* Records for the task:

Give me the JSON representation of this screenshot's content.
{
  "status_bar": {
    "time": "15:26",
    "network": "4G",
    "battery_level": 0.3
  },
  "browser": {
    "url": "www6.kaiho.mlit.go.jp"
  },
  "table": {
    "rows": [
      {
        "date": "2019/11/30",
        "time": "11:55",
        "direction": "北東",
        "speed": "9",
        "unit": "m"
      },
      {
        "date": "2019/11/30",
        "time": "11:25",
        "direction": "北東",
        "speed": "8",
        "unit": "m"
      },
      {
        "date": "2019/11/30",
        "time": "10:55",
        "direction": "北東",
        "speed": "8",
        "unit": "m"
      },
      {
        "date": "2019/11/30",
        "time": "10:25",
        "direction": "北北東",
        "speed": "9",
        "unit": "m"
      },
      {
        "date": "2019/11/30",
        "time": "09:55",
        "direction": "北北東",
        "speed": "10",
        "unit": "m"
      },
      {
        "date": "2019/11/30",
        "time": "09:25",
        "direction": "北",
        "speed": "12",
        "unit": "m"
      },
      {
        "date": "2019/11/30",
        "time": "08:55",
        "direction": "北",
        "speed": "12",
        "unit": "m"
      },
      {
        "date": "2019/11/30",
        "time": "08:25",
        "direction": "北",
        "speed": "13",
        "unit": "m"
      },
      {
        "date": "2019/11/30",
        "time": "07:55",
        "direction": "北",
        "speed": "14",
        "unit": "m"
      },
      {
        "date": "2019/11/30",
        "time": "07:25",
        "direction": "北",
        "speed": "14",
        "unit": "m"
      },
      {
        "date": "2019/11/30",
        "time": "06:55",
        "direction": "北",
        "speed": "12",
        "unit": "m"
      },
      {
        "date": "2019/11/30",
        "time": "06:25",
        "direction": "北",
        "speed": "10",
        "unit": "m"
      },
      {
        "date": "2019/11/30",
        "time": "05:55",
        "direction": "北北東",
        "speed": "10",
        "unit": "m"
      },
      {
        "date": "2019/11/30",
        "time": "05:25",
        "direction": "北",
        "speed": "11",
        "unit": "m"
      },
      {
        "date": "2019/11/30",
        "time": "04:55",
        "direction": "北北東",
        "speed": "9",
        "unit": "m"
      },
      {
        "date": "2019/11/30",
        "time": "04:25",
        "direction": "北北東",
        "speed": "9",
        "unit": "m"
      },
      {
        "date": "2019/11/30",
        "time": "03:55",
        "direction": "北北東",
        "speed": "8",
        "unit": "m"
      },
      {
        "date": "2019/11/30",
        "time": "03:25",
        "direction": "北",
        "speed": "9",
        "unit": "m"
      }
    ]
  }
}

* Objective:
Write the entire listing out again, word for word.

* Problem solution:
Give me the JSON representation of this screenshot's content.
{
  "status_bar": {
    "time": "15:26",
    "network": "4G",
    "battery_level": 0.3
  },
  "browser": {
    "url": "www6.kaiho.mlit.go.jp"
  },
  "table": {
    "rows": [
      {
        "date": "2019/11/30",
        "time": "11:55",
        "direction": "北東",
        "speed": "9",
        "unit": "m"
      },
      {
        "date": "2019/11/30",
        "time": "11:25",
        "direction": "北東",
        "speed": "8",
        "unit": "m"
      },
      {
        "date": "2019/11/30",
        "time": "10:55",
        "direction": "北東",
        "speed": "8",
        "unit": "m"
      },
      {
        "date": "2019/11/30",
        "time": "10:25",
        "direction": "北北東",
        "speed": "9",
        "unit": "m"
      },
      {
        "date": "2019/11/30",
        "time": "09:55",
        "direction": "北北東",
        "speed": "10",
        "unit": "m"
      },
      {
        "date": "2019/11/30",
        "time": "09:25",
        "direction": "北",
        "speed": "12",
        "unit": "m"
      },
      {
        "date": "2019/11/30",
        "time": "08:55",
        "direction": "北",
        "speed": "12",
        "unit": "m"
      },
      {
        "date": "2019/11/30",
        "time": "08:25",
        "direction": "北",
        "speed": "13",
        "unit": "m"
      },
      {
        "date": "2019/11/30",
        "time": "07:55",
        "direction": "北",
        "speed": "14",
        "unit": "m"
      },
      {
        "date": "2019/11/30",
        "time": "07:25",
        "direction": "北",
        "speed": "14",
        "unit": "m"
      },
      {
        "date": "2019/11/30",
        "time": "06:55",
        "direction": "北",
        "speed": "12",
        "unit": "m"
      },
      {
        "date": "2019/11/30",
        "time": "06:25",
        "direction": "北",
        "speed": "10",
        "unit": "m"
      },
      {
        "date": "2019/11/30",
        "time": "05:55",
        "direction": "北北東",
        "speed": "10",
        "unit": "m"
      },
      {
        "date": "2019/11/30",
        "time": "05:25",
        "direction": "北",
        "speed": "11",
        "unit": "m"
      },
      {
        "date": "2019/11/30",
        "time": "04:55",
        "direction": "北北東",
        "speed": "9",
        "unit": "m"
      },
      {
        "date": "2019/11/30",
        "time": "04:25",
        "direction": "北北東",
        "speed": "9",
        "unit": "m"
      },
      {
        "date": "2019/11/30",
        "time": "03:55",
        "direction": "北北東",
        "speed": "8",
        "unit": "m"
      },
      {
        "date": "2019/11/30",
        "time": "03:25",
        "direction": "北",
        "speed": "9",
        "unit": "m"
      }
    ]
  }
}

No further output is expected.